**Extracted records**
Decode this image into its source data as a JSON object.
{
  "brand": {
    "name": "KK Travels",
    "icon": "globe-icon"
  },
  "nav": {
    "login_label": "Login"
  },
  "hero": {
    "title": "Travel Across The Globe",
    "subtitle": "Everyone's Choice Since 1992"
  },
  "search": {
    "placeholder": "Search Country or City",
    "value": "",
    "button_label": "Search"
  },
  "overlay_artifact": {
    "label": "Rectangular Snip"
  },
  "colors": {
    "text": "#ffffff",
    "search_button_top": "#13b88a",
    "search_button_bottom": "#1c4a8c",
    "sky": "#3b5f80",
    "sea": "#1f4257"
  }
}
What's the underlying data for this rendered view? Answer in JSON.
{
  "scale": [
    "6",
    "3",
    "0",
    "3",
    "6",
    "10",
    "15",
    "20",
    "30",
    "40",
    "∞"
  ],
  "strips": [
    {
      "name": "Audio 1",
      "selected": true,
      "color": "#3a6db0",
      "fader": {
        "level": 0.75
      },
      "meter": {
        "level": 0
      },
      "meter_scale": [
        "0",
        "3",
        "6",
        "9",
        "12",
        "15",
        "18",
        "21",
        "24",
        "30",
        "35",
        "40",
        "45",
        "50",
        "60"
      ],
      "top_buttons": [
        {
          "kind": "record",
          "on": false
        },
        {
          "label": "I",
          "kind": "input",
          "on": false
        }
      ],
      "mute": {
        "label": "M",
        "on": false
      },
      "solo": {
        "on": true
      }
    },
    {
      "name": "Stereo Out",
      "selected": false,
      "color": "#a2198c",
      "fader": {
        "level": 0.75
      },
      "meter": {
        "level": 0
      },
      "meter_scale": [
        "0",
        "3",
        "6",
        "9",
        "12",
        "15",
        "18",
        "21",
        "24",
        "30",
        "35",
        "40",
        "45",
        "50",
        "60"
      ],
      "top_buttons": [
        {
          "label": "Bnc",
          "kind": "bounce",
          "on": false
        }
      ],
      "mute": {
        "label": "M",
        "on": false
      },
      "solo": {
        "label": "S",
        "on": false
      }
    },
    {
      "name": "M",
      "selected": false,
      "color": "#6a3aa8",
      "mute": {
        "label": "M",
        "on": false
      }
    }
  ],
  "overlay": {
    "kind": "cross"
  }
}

**Set problem**
Print out the whole listing exactly as it appears.

**Written answer**
Decode this image into its source data as a JSON object.
{
  "brand": {
    "name": "KK Travels",
    "icon": "globe-icon"
  },
  "nav": {
    "login_label": "Login"
  },
  "hero": {
    "title": "Travel Across The Globe",
    "subtitle": "Everyone's Choice Since 1992"
  },
  "search": {
    "placeholder": "Search Country or City",
    "value": "",
    "button_label": "Search"
  },
  "overlay_artifact": {
    "label": "Rectangular Snip"
  },
  "colors": {
    "text": "#ffffff",
    "search_button_top": "#13b88a",
    "search_button_bottom": "#1c4a8c",
    "sky": "#3b5f80",
    "sea": "#1f4257"
  }
}
What's the underlying data for this rendered view? Answer in JSON.
{
  "scale": [
    "6",
    "3",
    "0",
    "3",
    "6",
    "10",
    "15",
    "20",
    "30",
    "40",
    "∞"
  ],
  "strips": [
    {
      "name": "Audio 1",
      "selected": true,
      "color": "#3a6db0",
      "fader": {
        "level": 0.75
      },
      "meter": {
        "level": 0
      },
      "meter_scale": [
        "0",
        "3",
        "6",
        "9",
        "12",
        "15",
        "18",
        "21",
        "24",
        "30",
        "35",
        "40",
        "45",
        "50",
        "60"
      ],
      "top_buttons": [
        {
          "kind": "record",
          "on": false
        },
        {
          "label": "I",
          "kind": "input",
          "on": false
        }
      ],
      "mute": {
        "label": "M",
        "on": false
      },
      "solo": {
        "on": true
      }
    },
    {
      "name": "Stereo Out",
      "selected": false,
      "color": "#a2198c",
      "fader": {
        "level": 0.75
      },
      "meter": {
        "level": 0
      },
      "meter_scale": [
        "0",
        "3",
        "6",
        "9",
        "12",
        "15",
        "18",
        "21",
        "24",
        "30",
        "35",
        "40",
        "45",
        "50",
        "60"
      ],
      "top_buttons": [
        {
          "label": "Bnc",
          "kind": "bounce",
          "on": false
        }
      ],
      "mute": {
        "label": "M",
        "on": false
      },
      "solo": {
        "label": "S",
        "on": false
      }
    },
    {
      "name": "M",
      "selected": false,
      "color": "#6a3aa8",
      "mute": {
        "label": "M",
        "on": false
      }
    }
  ],
  "overlay": {
    "kind": "cross"
  }
}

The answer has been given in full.